* WHAT TO DO: Edit the material below by replacing every "Patent image size" with "Drawing dimensions". Leave all other text unchanged.

[Dataset entries]
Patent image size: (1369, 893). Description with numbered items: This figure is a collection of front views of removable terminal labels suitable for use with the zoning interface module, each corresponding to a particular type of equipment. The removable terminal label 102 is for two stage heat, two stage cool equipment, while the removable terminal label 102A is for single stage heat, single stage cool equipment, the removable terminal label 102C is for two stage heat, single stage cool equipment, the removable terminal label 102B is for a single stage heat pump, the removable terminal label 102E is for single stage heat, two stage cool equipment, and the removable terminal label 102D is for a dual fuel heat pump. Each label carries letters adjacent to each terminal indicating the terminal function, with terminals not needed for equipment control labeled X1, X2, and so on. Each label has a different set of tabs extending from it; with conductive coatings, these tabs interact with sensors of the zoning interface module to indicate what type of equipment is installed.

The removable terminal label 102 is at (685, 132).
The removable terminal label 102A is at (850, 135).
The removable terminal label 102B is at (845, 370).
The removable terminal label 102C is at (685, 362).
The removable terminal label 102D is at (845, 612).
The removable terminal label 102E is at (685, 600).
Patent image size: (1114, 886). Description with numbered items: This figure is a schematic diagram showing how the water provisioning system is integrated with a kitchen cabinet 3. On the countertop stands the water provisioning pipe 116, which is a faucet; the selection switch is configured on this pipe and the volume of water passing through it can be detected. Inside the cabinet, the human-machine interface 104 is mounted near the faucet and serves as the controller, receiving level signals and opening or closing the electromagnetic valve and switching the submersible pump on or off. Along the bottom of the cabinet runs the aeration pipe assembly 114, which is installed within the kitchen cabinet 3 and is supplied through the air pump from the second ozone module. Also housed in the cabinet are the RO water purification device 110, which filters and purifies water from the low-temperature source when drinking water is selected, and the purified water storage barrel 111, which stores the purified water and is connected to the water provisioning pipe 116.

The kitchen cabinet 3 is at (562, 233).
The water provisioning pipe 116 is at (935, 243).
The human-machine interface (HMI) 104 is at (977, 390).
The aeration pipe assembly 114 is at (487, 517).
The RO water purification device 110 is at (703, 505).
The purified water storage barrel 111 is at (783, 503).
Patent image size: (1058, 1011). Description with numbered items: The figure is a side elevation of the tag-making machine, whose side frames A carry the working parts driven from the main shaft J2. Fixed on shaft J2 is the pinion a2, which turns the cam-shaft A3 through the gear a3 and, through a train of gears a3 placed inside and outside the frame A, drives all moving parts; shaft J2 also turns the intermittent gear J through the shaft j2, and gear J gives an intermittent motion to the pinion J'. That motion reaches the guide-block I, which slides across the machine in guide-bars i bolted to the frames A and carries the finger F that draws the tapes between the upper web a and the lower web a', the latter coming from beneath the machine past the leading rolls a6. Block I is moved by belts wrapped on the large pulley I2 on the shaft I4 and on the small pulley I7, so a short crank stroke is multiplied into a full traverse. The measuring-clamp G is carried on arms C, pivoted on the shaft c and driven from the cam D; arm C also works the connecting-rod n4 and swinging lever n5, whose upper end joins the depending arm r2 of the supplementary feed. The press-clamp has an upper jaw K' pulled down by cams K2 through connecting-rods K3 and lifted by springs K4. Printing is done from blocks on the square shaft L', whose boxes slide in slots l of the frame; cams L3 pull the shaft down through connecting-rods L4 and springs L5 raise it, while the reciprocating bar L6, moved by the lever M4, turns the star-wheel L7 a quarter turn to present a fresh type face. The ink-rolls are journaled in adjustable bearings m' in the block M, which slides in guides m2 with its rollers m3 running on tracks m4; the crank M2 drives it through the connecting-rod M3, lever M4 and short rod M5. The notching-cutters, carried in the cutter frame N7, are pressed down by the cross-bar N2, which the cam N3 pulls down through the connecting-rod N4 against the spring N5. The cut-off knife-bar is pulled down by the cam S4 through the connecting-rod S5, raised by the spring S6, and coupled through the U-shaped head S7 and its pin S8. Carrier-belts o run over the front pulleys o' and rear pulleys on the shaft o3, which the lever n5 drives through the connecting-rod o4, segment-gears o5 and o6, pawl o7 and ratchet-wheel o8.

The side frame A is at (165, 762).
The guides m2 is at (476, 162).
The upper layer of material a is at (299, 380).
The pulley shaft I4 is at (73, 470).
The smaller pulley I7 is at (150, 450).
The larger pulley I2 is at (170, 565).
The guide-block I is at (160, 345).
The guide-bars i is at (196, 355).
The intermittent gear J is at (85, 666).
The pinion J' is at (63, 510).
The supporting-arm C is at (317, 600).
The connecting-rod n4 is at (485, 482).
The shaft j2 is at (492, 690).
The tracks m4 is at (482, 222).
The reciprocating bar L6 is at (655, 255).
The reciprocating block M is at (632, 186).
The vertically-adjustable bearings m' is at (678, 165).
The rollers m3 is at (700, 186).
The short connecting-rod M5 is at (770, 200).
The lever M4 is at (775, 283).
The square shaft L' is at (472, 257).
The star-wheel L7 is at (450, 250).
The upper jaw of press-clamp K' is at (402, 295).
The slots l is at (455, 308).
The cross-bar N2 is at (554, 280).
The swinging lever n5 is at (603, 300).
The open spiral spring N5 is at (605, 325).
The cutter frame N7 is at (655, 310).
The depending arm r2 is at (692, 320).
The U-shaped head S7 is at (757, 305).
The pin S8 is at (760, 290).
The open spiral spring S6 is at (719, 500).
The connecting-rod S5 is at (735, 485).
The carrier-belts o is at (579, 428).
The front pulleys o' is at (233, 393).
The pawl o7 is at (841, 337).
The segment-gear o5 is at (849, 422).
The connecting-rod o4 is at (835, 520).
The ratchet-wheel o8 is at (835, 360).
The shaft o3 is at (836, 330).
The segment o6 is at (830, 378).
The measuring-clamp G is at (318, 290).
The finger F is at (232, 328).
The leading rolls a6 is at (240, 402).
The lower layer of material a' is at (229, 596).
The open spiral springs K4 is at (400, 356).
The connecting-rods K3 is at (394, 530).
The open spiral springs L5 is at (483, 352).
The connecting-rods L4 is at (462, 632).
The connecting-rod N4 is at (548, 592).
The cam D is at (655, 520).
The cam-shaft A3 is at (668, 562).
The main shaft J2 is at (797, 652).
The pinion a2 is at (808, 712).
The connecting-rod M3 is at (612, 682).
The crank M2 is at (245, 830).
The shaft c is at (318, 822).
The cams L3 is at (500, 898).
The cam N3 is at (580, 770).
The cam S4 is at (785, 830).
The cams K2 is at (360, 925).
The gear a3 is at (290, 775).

* PROBLEM SOLUTION:
Drawing dimensions: (1369, 893). Description with numbered items: This figure is a collection of front views of removable terminal labels suitable for use with the zoning interface module, each corresponding to a particular type of equipment. The removable terminal label 102 is for two stage heat, two stage cool equipment, while the removable terminal label 102A is for single stage heat, single stage cool equipment, the removable terminal label 102C is for two stage heat, single stage cool equipment, the removable terminal label 102B is for a single stage heat pump, the removable terminal label 102E is for single stage heat, two stage cool equipment, and the removable terminal label 102D is for a dual fuel heat pump. Each label carries letters adjacent to each terminal indicating the terminal function, with terminals not needed for equipment control labeled X1, X2, and so on. Each label has a different set of tabs extending from it; with conductive coatings, these tabs interact with sensors of the zoning interface module to indicate what type of equipment is installed.

The removable terminal label 102 is at (685, 132).
The removable terminal label 102A is at (850, 135).
The removable terminal label 102B is at (845, 370).
The removable terminal label 102C is at (685, 362).
The removable terminal label 102D is at (845, 612).
The removable terminal label 102E is at (685, 600).
Drawing dimensions: (1114, 886). Description with numbered items: This figure is a schematic diagram showing how the water provisioning system is integrated with a kitchen cabinet 3. On the countertop stands the water provisioning pipe 116, which is a faucet; the selection switch is configured on this pipe and the volume of water passing through it can be detected. Inside the cabinet, the human-machine interface 104 is mounted near the faucet and serves as the controller, receiving level signals and opening or closing the electromagnetic valve and switching the submersible pump on or off. Along the bottom of the cabinet runs the aeration pipe assembly 114, which is installed within the kitchen cabinet 3 and is supplied through the air pump from the second ozone module. Also housed in the cabinet are the RO water purification device 110, which filters and purifies water from the low-temperature source when drinking water is selected, and the purified water storage barrel 111, which stores the purified water and is connected to the water provisioning pipe 116.

The kitchen cabinet 3 is at (562, 233).
The water provisioning pipe 116 is at (935, 243).
The human-machine interface (HMI) 104 is at (977, 390).
The aeration pipe assembly 114 is at (487, 517).
The RO water purification device 110 is at (703, 505).
The purified water storage barrel 111 is at (783, 503).
Drawing dimensions: (1058, 1011). Description with numbered items: The figure is a side elevation of the tag-making machine, whose side frames A carry the working parts driven from the main shaft J2. Fixed on shaft J2 is the pinion a2, which turns the cam-shaft A3 through the gear a3 and, through a train of gears a3 placed inside and outside the frame A, drives all moving parts; shaft J2 also turns the intermittent gear J through the shaft j2, and gear J gives an intermittent motion to the pinion J'. That motion reaches the guide-block I, which slides across the machine in guide-bars i bolted to the frames A and carries the finger F that draws the tapes between the upper web a and the lower web a', the latter coming from beneath the machine past the leading rolls a6. Block I is moved by belts wrapped on the large pulley I2 on the shaft I4 and on the small pulley I7, so a short crank stroke is multiplied into a full traverse. The measuring-clamp G is carried on arms C, pivoted on the shaft c and driven from the cam D; arm C also works the connecting-rod n4 and swinging lever n5, whose upper end joins the depending arm r2 of the supplementary feed. The press-clamp has an upper jaw K' pulled down by cams K2 through connecting-rods K3 and lifted by springs K4. Printing is done from blocks on the square shaft L', whose boxes slide in slots l of the frame; cams L3 pull the shaft down through connecting-rods L4 and springs L5 raise it, while the reciprocating bar L6, moved by the lever M4, turns the star-wheel L7 a quarter turn to present a fresh type face. The ink-rolls are journaled in adjustable bearings m' in the block M, which slides in guides m2 with its rollers m3 running on tracks m4; the crank M2 drives it through the connecting-rod M3, lever M4 and short rod M5. The notching-cutters, carried in the cutter frame N7, are pressed down by the cross-bar N2, which the cam N3 pulls down through the connecting-rod N4 against the spring N5. The cut-off knife-bar is pulled down by the cam S4 through the connecting-rod S5, raised by the spring S6, and coupled through the U-shaped head S7 and its pin S8. Carrier-belts o run over the front pulleys o' and rear pulleys on the shaft o3, which the lever n5 drives through the connecting-rod o4, segment-gears o5 and o6, pawl o7 and ratchet-wheel o8.

The side frame A is at (165, 762).
The guides m2 is at (476, 162).
The upper layer of material a is at (299, 380).
The pulley shaft I4 is at (73, 470).
The smaller pulley I7 is at (150, 450).
The larger pulley I2 is at (170, 565).
The guide-block I is at (160, 345).
The guide-bars i is at (196, 355).
The intermittent gear J is at (85, 666).
The pinion J' is at (63, 510).
The supporting-arm C is at (317, 600).
The connecting-rod n4 is at (485, 482).
The shaft j2 is at (492, 690).
The tracks m4 is at (482, 222).
The reciprocating bar L6 is at (655, 255).
The reciprocating block M is at (632, 186).
The vertically-adjustable bearings m' is at (678, 165).
The rollers m3 is at (700, 186).
The short connecting-rod M5 is at (770, 200).
The lever M4 is at (775, 283).
The square shaft L' is at (472, 257).
The star-wheel L7 is at (450, 250).
The upper jaw of press-clamp K' is at (402, 295).
The slots l is at (455, 308).
The cross-bar N2 is at (554, 280).
The swinging lever n5 is at (603, 300).
The open spiral spring N5 is at (605, 325).
The cutter frame N7 is at (655, 310).
The depending arm r2 is at (692, 320).
The U-shaped head S7 is at (757, 305).
The pin S8 is at (760, 290).
The open spiral spring S6 is at (719, 500).
The connecting-rod S5 is at (735, 485).
The carrier-belts o is at (579, 428).
The front pulleys o' is at (233, 393).
The pawl o7 is at (841, 337).
The segment-gear o5 is at (849, 422).
The connecting-rod o4 is at (835, 520).
The ratchet-wheel o8 is at (835, 360).
The shaft o3 is at (836, 330).
The segment o6 is at (830, 378).
The measuring-clamp G is at (318, 290).
The finger F is at (232, 328).
The leading rolls a6 is at (240, 402).
The lower layer of material a' is at (229, 596).
The open spiral springs K4 is at (400, 356).
The connecting-rods K3 is at (394, 530).
The open spiral springs L5 is at (483, 352).
The connecting-rods L4 is at (462, 632).
The connecting-rod N4 is at (548, 592).
The cam D is at (655, 520).
The cam-shaft A3 is at (668, 562).
The main shaft J2 is at (797, 652).
The pinion a2 is at (808, 712).
The connecting-rod M3 is at (612, 682).
The crank M2 is at (245, 830).
The shaft c is at (318, 822).
The cams L3 is at (500, 898).
The cam N3 is at (580, 770).
The cam S4 is at (785, 830).
The cams K2 is at (360, 925).
The gear a3 is at (290, 775).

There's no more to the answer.